Problem: Could you give the part of the entries that opens with the line containing "Detect and localize" and closes with the line containing "List 50 of the", both lines included, as a numbered list with blank lines left out and nothing else?

Data entries:
_ _ _ _ _

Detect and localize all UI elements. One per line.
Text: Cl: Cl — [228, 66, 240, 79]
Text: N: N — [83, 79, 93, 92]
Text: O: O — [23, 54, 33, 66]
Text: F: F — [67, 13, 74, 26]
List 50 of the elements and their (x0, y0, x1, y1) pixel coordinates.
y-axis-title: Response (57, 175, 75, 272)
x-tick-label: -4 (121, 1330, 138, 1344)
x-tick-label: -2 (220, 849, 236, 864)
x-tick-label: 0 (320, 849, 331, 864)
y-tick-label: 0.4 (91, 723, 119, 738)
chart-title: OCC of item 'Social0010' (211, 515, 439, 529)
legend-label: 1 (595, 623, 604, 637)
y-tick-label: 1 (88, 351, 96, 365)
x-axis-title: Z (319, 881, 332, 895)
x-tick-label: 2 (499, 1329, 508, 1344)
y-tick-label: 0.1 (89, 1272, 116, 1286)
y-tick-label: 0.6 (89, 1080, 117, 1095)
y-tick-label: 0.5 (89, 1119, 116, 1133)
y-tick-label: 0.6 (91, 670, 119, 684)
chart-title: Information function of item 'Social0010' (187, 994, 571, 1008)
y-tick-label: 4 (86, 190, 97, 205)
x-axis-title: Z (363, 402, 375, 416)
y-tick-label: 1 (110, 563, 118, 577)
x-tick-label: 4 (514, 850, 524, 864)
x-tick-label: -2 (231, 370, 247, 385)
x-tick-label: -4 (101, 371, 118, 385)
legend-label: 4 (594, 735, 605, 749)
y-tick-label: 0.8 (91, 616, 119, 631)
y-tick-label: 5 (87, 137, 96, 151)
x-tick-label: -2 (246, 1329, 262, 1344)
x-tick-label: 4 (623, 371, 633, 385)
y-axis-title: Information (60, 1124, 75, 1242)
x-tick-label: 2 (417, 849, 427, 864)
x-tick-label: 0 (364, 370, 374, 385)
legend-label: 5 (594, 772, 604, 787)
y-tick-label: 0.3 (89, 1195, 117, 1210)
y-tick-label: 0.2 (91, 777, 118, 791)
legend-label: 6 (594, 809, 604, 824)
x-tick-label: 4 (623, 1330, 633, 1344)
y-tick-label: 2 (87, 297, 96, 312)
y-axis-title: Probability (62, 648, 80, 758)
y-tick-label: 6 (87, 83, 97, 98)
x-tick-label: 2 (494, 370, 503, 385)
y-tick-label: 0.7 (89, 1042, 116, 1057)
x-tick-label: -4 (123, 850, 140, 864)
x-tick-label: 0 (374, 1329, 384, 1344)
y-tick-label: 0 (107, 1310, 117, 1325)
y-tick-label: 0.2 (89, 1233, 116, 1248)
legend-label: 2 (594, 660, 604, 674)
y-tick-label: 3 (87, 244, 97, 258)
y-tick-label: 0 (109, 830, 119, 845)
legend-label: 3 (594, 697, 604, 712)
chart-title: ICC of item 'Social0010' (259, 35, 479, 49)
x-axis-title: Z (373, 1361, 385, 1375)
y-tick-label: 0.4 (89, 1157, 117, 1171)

_ _ _ _ _

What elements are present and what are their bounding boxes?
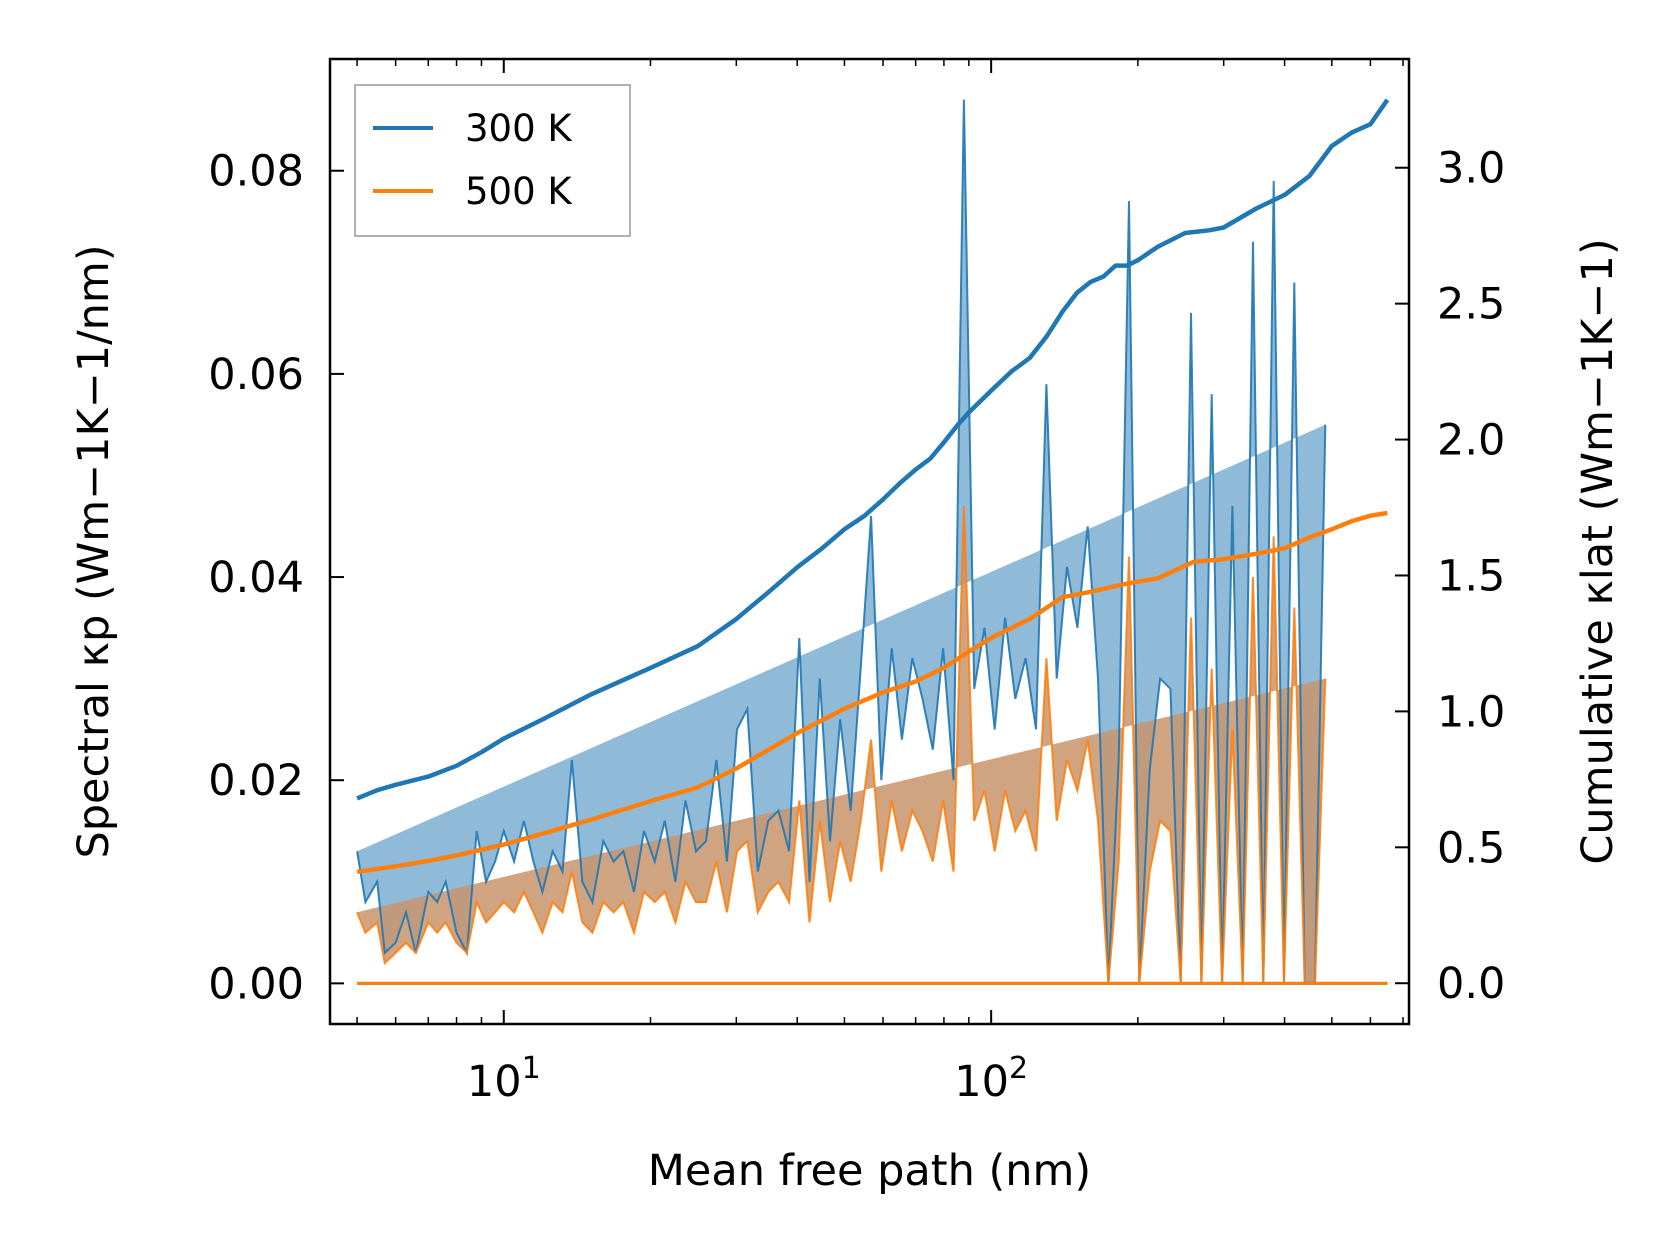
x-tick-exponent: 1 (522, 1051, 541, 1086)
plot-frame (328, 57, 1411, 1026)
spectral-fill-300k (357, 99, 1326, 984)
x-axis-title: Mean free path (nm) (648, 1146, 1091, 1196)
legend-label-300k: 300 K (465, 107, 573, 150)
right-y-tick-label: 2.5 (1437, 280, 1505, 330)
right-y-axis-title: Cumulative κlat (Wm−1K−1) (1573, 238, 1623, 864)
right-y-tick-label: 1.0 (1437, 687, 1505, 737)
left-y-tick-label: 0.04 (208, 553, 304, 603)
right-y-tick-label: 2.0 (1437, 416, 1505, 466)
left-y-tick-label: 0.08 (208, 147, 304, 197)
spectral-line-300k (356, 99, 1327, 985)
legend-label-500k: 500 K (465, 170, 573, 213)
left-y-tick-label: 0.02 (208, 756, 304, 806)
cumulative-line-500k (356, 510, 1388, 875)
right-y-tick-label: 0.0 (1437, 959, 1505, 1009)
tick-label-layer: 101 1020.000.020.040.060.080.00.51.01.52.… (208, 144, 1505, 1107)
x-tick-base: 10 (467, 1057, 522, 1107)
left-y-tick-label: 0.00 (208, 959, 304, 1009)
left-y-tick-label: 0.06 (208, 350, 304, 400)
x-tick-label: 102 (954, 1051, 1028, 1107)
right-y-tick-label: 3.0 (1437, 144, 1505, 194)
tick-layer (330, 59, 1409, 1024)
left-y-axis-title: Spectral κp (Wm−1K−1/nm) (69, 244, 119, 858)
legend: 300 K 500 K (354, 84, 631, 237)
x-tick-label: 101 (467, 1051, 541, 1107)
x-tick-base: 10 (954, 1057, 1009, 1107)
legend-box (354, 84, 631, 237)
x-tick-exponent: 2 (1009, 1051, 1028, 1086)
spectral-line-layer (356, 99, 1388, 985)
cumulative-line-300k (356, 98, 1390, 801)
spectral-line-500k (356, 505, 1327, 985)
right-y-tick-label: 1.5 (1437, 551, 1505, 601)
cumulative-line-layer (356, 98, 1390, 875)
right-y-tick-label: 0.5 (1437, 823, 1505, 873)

_ _ _ _ _

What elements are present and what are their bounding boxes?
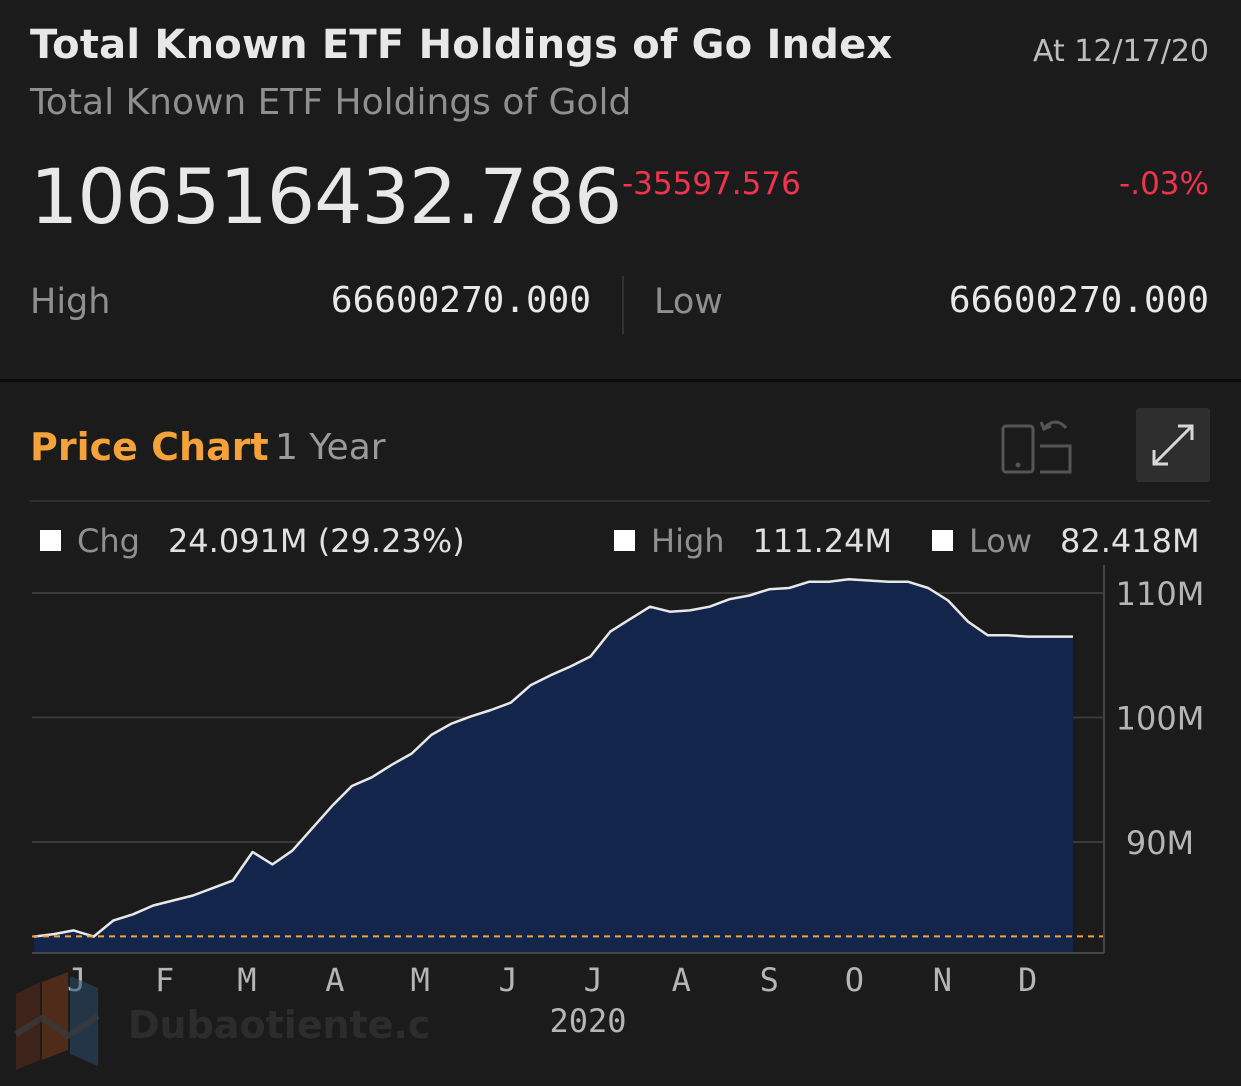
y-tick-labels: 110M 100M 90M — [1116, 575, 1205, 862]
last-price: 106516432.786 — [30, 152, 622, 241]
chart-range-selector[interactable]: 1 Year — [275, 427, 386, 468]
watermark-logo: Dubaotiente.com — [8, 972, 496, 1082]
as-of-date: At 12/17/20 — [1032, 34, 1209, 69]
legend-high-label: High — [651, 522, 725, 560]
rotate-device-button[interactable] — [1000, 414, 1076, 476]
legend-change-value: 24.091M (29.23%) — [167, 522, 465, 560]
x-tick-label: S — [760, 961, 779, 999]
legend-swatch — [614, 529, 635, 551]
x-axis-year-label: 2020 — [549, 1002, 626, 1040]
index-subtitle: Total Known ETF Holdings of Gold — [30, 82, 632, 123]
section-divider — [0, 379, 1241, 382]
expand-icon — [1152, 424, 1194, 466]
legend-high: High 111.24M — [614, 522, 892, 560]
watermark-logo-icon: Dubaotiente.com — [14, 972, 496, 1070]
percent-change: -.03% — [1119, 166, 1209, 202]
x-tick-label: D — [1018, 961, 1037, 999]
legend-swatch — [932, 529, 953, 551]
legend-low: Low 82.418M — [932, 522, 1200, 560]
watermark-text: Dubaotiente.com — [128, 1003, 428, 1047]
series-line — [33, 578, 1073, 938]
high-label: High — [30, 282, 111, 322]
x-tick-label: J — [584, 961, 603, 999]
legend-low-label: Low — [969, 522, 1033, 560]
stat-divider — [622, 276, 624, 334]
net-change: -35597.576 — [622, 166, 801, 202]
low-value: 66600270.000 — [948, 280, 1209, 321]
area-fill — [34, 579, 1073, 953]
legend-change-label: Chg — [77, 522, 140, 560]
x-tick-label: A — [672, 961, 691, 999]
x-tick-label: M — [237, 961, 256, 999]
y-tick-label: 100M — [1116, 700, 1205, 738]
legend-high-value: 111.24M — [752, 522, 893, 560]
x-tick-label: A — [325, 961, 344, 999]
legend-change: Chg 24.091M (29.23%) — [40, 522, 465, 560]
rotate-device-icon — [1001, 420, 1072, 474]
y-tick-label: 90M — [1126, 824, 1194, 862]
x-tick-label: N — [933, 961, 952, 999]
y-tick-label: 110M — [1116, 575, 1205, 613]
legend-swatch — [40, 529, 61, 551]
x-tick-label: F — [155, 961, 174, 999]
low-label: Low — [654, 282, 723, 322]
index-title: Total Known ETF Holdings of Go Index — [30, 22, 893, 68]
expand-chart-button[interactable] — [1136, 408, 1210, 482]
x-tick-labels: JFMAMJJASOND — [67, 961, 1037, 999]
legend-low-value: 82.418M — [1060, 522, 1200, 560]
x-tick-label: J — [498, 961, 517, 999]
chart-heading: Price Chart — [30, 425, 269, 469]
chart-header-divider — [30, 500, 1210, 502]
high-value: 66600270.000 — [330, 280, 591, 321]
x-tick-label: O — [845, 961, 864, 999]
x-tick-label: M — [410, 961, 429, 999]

_ _ _ _ _

Correct result:
1. Detect and localize all UI elements. One per line.
2. Text: Cl: Cl — [228, 66, 240, 79]
3. Text: N: N — [83, 79, 93, 92]
4. Text: O: O — [23, 54, 33, 66]
5. Text: F: F — [67, 13, 74, 26]
6. List 50 of the elements and their (x0, y0, x1, y1) pixel coordinates.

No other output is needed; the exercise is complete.